Every entry below should be printed exactly, without its images.

(Figure contents as structured data)
....................

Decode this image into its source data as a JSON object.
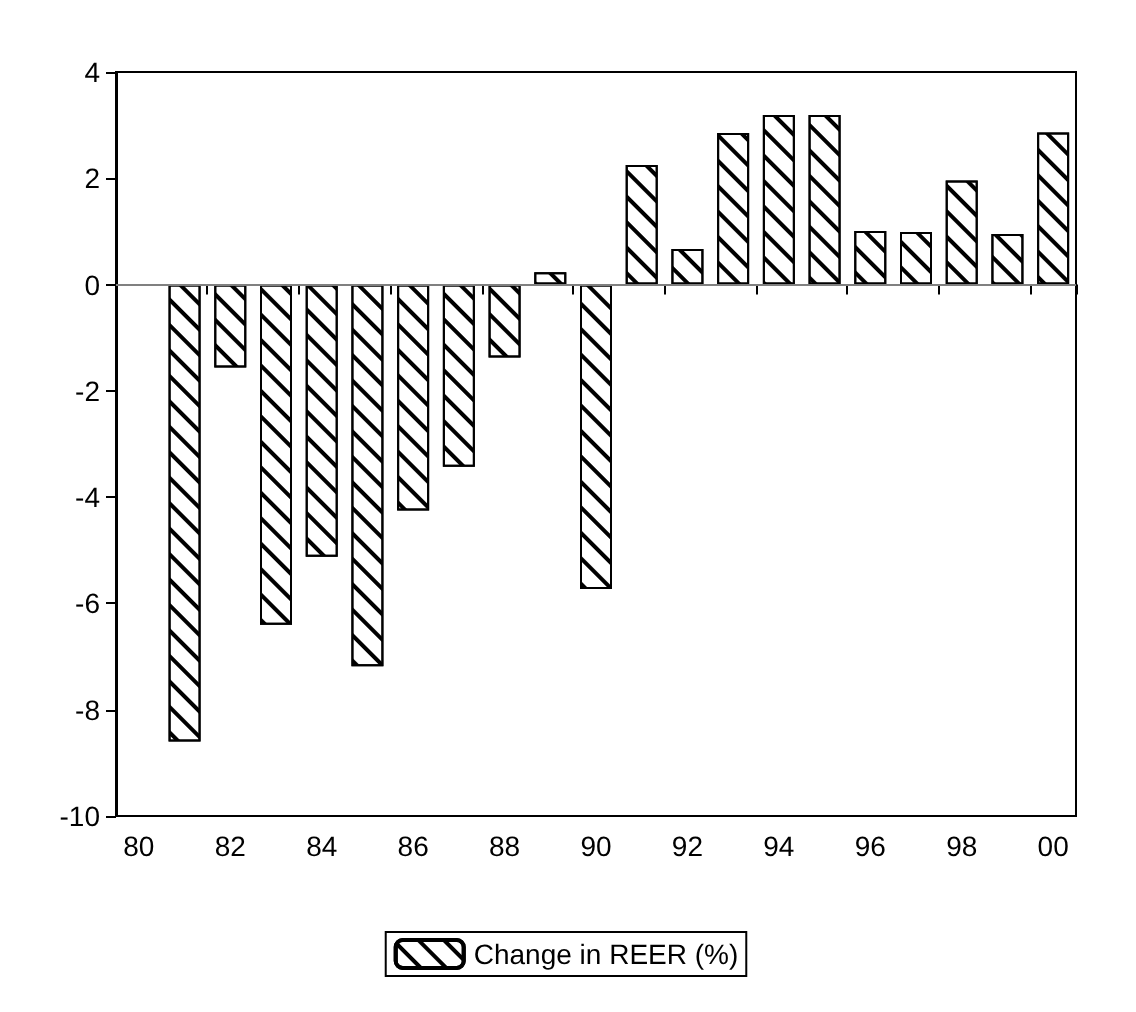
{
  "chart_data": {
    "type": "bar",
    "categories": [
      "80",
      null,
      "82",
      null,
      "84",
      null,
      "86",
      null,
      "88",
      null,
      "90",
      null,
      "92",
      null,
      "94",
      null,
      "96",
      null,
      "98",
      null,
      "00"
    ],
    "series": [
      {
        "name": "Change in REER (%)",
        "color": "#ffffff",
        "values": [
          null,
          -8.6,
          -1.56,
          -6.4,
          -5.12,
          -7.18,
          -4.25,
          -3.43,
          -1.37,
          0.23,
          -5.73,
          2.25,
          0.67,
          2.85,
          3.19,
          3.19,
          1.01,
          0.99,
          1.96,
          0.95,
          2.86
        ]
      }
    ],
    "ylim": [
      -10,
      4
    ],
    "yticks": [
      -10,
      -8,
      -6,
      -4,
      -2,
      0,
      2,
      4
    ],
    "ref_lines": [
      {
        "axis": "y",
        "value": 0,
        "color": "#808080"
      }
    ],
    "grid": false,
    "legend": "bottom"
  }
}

....................

FULL RESPONSE:
Decode this image into its source data as a JSON object.
{
  "chart_data": {
    "type": "bar",
    "categories": [
      "80",
      null,
      "82",
      null,
      "84",
      null,
      "86",
      null,
      "88",
      null,
      "90",
      null,
      "92",
      null,
      "94",
      null,
      "96",
      null,
      "98",
      null,
      "00"
    ],
    "series": [
      {
        "name": "Change in REER (%)",
        "color": "#ffffff",
        "values": [
          null,
          -8.6,
          -1.56,
          -6.4,
          -5.12,
          -7.18,
          -4.25,
          -3.43,
          -1.37,
          0.23,
          -5.73,
          2.25,
          0.67,
          2.85,
          3.19,
          3.19,
          1.01,
          0.99,
          1.96,
          0.95,
          2.86
        ]
      }
    ],
    "ylim": [
      -10,
      4
    ],
    "yticks": [
      -10,
      -8,
      -6,
      -4,
      -2,
      0,
      2,
      4
    ],
    "ref_lines": [
      {
        "axis": "y",
        "value": 0,
        "color": "#808080"
      }
    ],
    "grid": false,
    "legend": "bottom"
  }
}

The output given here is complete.